— start of AVAILABLE DATA —

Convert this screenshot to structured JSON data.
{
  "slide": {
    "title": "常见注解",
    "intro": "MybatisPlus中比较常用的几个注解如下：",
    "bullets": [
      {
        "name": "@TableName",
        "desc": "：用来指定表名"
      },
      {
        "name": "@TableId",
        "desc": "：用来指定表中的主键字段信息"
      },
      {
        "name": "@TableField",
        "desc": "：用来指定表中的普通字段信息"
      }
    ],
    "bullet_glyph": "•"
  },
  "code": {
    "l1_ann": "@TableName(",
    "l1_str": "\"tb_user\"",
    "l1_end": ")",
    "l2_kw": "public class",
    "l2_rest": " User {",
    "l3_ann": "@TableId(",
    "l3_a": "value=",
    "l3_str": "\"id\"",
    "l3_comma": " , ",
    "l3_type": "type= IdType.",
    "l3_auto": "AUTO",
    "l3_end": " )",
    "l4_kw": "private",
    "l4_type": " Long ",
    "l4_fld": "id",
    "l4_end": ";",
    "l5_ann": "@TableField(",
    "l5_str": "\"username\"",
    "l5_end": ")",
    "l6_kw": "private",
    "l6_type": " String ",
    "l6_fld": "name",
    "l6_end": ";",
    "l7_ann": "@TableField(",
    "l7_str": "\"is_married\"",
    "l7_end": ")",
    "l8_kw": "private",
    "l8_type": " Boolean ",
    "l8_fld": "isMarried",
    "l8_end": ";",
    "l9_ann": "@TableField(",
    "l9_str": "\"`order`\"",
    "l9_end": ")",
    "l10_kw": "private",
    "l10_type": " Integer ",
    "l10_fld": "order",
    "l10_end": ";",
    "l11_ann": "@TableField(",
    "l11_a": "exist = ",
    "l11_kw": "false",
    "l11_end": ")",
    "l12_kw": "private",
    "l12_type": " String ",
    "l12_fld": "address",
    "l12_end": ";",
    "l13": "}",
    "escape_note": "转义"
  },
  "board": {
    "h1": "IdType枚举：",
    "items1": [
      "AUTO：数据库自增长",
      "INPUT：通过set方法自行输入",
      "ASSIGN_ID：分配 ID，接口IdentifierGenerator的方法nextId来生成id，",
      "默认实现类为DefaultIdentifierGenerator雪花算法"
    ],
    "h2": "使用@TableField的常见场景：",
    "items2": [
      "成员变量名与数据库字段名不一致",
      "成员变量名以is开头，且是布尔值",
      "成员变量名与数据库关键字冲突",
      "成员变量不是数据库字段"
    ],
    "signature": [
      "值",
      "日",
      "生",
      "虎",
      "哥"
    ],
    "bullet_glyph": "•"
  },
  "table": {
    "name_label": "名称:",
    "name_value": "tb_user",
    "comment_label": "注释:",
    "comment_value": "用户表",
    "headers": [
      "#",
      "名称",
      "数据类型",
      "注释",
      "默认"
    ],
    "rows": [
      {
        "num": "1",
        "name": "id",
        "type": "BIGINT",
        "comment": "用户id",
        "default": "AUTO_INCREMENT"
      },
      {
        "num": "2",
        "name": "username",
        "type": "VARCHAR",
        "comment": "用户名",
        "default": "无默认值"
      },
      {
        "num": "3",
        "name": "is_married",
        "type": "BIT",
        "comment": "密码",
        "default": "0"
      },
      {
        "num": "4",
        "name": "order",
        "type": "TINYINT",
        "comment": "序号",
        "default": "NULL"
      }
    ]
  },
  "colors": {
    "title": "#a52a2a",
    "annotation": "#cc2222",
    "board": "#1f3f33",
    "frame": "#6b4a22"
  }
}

— end of AVAILABLE DATA —

## PROBLEM:
Reproduce all of the data exactly as given.

## IN RESPONSE:
Convert this screenshot to structured JSON data.
{
  "slide": {
    "title": "常见注解",
    "intro": "MybatisPlus中比较常用的几个注解如下：",
    "bullets": [
      {
        "name": "@TableName",
        "desc": "：用来指定表名"
      },
      {
        "name": "@TableId",
        "desc": "：用来指定表中的主键字段信息"
      },
      {
        "name": "@TableField",
        "desc": "：用来指定表中的普通字段信息"
      }
    ],
    "bullet_glyph": "•"
  },
  "code": {
    "l1_ann": "@TableName(",
    "l1_str": "\"tb_user\"",
    "l1_end": ")",
    "l2_kw": "public class",
    "l2_rest": " User {",
    "l3_ann": "@TableId(",
    "l3_a": "value=",
    "l3_str": "\"id\"",
    "l3_comma": " , ",
    "l3_type": "type= IdType.",
    "l3_auto": "AUTO",
    "l3_end": " )",
    "l4_kw": "private",
    "l4_type": " Long ",
    "l4_fld": "id",
    "l4_end": ";",
    "l5_ann": "@TableField(",
    "l5_str": "\"username\"",
    "l5_end": ")",
    "l6_kw": "private",
    "l6_type": " String ",
    "l6_fld": "name",
    "l6_end": ";",
    "l7_ann": "@TableField(",
    "l7_str": "\"is_married\"",
    "l7_end": ")",
    "l8_kw": "private",
    "l8_type": " Boolean ",
    "l8_fld": "isMarried",
    "l8_end": ";",
    "l9_ann": "@TableField(",
    "l9_str": "\"`order`\"",
    "l9_end": ")",
    "l10_kw": "private",
    "l10_type": " Integer ",
    "l10_fld": "order",
    "l10_end": ";",
    "l11_ann": "@TableField(",
    "l11_a": "exist = ",
    "l11_kw": "false",
    "l11_end": ")",
    "l12_kw": "private",
    "l12_type": " String ",
    "l12_fld": "address",
    "l12_end": ";",
    "l13": "}",
    "escape_note": "转义"
  },
  "board": {
    "h1": "IdType枚举：",
    "items1": [
      "AUTO：数据库自增长",
      "INPUT：通过set方法自行输入",
      "ASSIGN_ID：分配 ID，接口IdentifierGenerator的方法nextId来生成id，",
      "默认实现类为DefaultIdentifierGenerator雪花算法"
    ],
    "h2": "使用@TableField的常见场景：",
    "items2": [
      "成员变量名与数据库字段名不一致",
      "成员变量名以is开头，且是布尔值",
      "成员变量名与数据库关键字冲突",
      "成员变量不是数据库字段"
    ],
    "signature": [
      "值",
      "日",
      "生",
      "虎",
      "哥"
    ],
    "bullet_glyph": "•"
  },
  "table": {
    "name_label": "名称:",
    "name_value": "tb_user",
    "comment_label": "注释:",
    "comment_value": "用户表",
    "headers": [
      "#",
      "名称",
      "数据类型",
      "注释",
      "默认"
    ],
    "rows": [
      {
        "num": "1",
        "name": "id",
        "type": "BIGINT",
        "comment": "用户id",
        "default": "AUTO_INCREMENT"
      },
      {
        "num": "2",
        "name": "username",
        "type": "VARCHAR",
        "comment": "用户名",
        "default": "无默认值"
      },
      {
        "num": "3",
        "name": "is_married",
        "type": "BIT",
        "comment": "密码",
        "default": "0"
      },
      {
        "num": "4",
        "name": "order",
        "type": "TINYINT",
        "comment": "序号",
        "default": "NULL"
      }
    ]
  },
  "colors": {
    "title": "#a52a2a",
    "annotation": "#cc2222",
    "board": "#1f3f33",
    "frame": "#6b4a22"
  }
}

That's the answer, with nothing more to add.